WHAT TO DO
Pick out each line containing the string "name" and copy it.

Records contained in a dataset
* * *

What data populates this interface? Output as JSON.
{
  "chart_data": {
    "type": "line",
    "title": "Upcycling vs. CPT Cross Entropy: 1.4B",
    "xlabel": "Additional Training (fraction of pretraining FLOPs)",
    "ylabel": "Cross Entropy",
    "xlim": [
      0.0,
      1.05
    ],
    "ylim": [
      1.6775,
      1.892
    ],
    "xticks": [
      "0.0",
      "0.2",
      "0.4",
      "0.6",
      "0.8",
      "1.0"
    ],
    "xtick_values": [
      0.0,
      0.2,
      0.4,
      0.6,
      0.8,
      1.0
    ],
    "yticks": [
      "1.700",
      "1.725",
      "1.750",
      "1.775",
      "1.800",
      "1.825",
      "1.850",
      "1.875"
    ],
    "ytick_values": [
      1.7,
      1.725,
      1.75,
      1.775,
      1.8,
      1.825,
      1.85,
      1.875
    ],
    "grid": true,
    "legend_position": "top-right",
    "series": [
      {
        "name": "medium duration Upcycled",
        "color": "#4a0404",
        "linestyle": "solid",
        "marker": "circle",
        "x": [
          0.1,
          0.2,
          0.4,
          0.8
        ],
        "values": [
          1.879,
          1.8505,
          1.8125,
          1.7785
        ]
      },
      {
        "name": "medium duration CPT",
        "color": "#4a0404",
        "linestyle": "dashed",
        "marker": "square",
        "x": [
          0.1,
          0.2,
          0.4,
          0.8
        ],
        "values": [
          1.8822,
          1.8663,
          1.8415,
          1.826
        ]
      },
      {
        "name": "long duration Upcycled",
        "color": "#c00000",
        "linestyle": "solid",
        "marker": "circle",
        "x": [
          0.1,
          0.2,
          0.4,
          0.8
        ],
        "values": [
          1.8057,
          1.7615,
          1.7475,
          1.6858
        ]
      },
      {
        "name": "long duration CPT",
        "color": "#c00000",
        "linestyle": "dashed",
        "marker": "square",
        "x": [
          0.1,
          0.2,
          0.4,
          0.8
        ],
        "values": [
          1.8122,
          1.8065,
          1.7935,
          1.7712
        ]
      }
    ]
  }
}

* * *

FULL RESPONSE
        "name": "medium duration Upcycled",
        "name": "medium duration CPT",
        "name": "long duration Upcycled",
        "name": "long duration CPT",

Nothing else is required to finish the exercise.